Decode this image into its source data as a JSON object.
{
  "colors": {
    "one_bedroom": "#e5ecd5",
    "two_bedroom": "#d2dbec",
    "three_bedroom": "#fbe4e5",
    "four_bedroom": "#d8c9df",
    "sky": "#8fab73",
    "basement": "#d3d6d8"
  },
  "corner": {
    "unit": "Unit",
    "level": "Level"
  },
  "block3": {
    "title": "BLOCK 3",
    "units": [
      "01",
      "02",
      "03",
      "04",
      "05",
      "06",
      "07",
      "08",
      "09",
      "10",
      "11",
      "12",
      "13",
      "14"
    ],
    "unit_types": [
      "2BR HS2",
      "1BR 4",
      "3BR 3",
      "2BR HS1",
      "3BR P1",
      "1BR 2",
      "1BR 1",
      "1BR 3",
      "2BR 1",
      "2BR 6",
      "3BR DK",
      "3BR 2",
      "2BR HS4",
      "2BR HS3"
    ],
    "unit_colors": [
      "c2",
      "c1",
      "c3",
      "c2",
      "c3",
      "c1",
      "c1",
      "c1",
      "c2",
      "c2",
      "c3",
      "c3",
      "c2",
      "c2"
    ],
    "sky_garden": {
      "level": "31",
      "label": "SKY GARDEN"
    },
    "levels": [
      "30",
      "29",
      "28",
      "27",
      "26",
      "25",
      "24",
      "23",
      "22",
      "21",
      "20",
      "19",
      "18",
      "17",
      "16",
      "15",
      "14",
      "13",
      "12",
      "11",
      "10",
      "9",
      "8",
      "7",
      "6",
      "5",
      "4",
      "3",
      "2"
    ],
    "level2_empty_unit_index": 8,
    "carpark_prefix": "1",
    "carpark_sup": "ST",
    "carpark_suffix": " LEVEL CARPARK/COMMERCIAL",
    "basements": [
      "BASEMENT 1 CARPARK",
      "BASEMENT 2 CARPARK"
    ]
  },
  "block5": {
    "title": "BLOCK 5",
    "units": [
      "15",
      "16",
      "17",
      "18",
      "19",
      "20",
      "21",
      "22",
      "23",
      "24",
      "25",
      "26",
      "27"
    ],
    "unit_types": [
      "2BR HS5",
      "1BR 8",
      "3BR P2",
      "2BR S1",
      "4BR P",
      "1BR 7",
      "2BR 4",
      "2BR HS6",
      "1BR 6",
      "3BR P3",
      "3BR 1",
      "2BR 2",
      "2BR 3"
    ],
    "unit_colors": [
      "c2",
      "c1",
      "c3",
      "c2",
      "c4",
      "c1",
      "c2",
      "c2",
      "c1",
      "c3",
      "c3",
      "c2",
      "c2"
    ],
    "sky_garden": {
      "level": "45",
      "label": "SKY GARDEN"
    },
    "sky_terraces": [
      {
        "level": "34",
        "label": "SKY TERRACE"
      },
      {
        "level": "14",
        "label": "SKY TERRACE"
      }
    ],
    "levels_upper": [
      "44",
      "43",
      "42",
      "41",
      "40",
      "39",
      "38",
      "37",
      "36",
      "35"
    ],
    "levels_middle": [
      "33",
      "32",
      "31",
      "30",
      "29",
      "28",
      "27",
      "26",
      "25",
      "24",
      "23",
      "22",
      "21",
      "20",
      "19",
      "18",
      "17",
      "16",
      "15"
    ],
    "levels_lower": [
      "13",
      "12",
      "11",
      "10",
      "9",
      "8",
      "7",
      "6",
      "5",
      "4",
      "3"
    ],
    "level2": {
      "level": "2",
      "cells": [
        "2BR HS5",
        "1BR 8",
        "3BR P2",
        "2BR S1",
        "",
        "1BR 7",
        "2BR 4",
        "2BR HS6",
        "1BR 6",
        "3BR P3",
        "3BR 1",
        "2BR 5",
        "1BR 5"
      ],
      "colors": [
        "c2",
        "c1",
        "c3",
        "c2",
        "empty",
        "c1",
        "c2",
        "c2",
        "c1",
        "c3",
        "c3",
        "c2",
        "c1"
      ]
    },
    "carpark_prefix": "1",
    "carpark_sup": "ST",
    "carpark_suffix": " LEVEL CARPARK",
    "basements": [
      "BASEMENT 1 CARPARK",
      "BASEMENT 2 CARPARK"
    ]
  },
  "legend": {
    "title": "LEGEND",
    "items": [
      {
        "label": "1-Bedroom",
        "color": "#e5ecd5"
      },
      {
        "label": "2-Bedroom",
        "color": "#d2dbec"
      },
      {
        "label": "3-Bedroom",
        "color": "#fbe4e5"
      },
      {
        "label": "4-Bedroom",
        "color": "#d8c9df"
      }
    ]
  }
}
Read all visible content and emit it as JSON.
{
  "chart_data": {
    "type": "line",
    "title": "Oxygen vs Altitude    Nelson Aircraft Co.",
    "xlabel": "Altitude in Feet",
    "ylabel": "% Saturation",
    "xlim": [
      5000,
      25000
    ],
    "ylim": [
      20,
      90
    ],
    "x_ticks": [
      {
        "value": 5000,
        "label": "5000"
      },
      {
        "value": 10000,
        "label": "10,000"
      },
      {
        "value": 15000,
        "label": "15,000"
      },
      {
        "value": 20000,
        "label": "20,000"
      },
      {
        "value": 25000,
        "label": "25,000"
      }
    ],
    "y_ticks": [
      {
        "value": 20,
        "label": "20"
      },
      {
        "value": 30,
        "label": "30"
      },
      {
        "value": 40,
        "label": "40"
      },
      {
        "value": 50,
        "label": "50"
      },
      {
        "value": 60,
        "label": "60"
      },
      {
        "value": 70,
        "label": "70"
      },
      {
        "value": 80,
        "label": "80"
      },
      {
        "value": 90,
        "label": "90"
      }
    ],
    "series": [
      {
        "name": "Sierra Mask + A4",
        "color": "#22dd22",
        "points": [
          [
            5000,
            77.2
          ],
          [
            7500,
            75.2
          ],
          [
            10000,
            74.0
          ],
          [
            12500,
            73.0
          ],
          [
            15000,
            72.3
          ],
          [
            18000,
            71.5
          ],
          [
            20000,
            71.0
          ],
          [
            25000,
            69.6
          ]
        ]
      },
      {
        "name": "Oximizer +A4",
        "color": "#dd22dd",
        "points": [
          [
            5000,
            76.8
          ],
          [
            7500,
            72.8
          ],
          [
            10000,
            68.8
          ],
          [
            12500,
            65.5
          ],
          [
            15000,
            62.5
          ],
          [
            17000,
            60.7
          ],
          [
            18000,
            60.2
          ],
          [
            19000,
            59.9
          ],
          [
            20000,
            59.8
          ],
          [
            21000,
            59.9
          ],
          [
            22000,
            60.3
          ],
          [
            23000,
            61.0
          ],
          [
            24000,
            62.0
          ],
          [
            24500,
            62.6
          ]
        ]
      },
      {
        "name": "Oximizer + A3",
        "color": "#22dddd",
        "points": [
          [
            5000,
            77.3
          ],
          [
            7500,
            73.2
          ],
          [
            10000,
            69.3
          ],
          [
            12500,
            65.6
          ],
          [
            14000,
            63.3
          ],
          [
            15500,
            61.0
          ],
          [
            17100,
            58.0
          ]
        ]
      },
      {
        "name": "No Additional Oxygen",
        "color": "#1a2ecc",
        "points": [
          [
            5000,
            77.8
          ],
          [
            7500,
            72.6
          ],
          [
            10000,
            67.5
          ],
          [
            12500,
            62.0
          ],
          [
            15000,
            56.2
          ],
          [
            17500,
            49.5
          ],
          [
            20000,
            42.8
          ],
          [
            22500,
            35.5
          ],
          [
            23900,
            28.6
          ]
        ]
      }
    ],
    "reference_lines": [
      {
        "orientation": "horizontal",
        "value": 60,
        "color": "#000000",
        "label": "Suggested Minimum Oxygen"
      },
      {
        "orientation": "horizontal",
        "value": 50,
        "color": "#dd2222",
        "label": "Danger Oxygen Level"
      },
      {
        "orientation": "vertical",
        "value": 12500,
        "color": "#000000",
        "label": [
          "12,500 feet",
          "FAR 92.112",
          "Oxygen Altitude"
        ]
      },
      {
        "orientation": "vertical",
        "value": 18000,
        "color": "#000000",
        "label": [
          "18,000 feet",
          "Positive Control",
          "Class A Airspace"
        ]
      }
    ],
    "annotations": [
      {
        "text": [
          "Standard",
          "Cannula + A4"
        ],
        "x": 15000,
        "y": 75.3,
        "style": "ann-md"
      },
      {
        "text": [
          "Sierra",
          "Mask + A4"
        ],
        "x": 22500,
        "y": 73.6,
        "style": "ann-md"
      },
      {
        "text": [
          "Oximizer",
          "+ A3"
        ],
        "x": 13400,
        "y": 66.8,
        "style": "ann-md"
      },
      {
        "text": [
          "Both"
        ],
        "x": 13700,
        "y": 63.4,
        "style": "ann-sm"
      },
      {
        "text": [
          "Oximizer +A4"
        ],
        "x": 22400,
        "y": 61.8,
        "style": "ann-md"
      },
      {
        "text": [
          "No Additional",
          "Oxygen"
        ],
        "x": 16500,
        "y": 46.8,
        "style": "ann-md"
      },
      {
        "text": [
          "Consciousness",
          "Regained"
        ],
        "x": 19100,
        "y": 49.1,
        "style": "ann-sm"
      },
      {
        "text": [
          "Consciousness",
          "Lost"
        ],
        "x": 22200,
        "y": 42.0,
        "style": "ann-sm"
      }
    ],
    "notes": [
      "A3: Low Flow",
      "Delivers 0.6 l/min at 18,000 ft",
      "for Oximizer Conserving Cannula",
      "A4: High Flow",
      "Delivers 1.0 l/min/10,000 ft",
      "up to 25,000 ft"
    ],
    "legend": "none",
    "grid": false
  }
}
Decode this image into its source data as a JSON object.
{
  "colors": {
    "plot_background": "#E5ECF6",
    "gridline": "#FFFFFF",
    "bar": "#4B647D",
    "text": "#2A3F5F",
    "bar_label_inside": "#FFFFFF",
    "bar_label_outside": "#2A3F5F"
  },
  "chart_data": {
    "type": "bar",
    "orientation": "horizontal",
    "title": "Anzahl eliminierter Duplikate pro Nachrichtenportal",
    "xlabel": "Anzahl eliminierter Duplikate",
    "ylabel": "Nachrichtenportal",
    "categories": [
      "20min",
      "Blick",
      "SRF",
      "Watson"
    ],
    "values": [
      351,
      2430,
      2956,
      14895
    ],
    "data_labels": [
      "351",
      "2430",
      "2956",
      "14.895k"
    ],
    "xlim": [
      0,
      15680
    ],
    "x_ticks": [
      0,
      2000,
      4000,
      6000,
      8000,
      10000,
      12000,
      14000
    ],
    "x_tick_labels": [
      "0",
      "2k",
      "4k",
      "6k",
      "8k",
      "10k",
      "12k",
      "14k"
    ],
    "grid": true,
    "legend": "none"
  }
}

### GIVEN INSTRUCTION
List the lines of the records where "Altitude" occurs.

### RESULT FOR THIS TASK
    "title": "Oxygen vs Altitude    Nelson Aircraft Co.",
    "xlabel": "Altitude in Feet",
          "Oxygen Altitude"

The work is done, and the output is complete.